# [Exercise objective]
Repeat every line of the material, character for character.

# [Exercise data]
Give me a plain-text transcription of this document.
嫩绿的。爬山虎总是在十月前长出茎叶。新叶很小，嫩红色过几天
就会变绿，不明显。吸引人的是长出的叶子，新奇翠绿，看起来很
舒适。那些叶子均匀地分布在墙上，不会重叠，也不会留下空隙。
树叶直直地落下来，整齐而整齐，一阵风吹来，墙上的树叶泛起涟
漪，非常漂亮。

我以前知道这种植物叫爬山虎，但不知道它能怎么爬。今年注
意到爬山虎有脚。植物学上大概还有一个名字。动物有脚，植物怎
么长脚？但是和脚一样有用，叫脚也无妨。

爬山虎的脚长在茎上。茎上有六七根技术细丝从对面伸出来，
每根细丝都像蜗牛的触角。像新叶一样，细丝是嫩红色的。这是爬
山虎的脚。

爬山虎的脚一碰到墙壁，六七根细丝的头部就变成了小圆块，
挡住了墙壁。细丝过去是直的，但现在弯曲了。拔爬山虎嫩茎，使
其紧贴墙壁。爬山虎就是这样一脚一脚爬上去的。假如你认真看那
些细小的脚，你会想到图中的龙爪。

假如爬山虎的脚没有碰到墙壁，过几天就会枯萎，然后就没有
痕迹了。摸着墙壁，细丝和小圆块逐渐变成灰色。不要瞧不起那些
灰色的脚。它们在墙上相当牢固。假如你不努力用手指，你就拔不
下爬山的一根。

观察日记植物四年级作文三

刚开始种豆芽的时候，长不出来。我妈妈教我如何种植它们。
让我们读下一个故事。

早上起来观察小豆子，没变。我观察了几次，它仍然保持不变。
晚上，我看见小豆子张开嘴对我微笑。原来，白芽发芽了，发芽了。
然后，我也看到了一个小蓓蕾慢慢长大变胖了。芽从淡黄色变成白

# [Task output]
Give me a plain-text transcription of this document.
嫩绿的。爬山虎总是在十月前长出茎叶。新叶很小，嫩红色过几天
就会变绿，不明显。吸引人的是长出的叶子，新奇翠绿，看起来很
舒适。那些叶子均匀地分布在墙上，不会重叠，也不会留下空隙。
树叶直直地落下来，整齐而整齐，一阵风吹来，墙上的树叶泛起涟
漪，非常漂亮。

我以前知道这种植物叫爬山虎，但不知道它能怎么爬。今年注
意到爬山虎有脚。植物学上大概还有一个名字。动物有脚，植物怎
么长脚？但是和脚一样有用，叫脚也无妨。

爬山虎的脚长在茎上。茎上有六七根技术细丝从对面伸出来，
每根细丝都像蜗牛的触角。像新叶一样，细丝是嫩红色的。这是爬
山虎的脚。

爬山虎的脚一碰到墙壁，六七根细丝的头部就变成了小圆块，
挡住了墙壁。细丝过去是直的，但现在弯曲了。拔爬山虎嫩茎，使
其紧贴墙壁。爬山虎就是这样一脚一脚爬上去的。假如你认真看那
些细小的脚，你会想到图中的龙爪。

假如爬山虎的脚没有碰到墙壁，过几天就会枯萎，然后就没有
痕迹了。摸着墙壁，细丝和小圆块逐渐变成灰色。不要瞧不起那些
灰色的脚。它们在墙上相当牢固。假如你不努力用手指，你就拔不
下爬山的一根。

观察日记植物四年级作文三

刚开始种豆芽的时候，长不出来。我妈妈教我如何种植它们。
让我们读下一个故事。

早上起来观察小豆子，没变。我观察了几次，它仍然保持不变。
晚上，我看见小豆子张开嘴对我微笑。原来，白芽发芽了，发芽了。
然后，我也看到了一个小蓓蕾慢慢长大变胖了。芽从淡黄色变成白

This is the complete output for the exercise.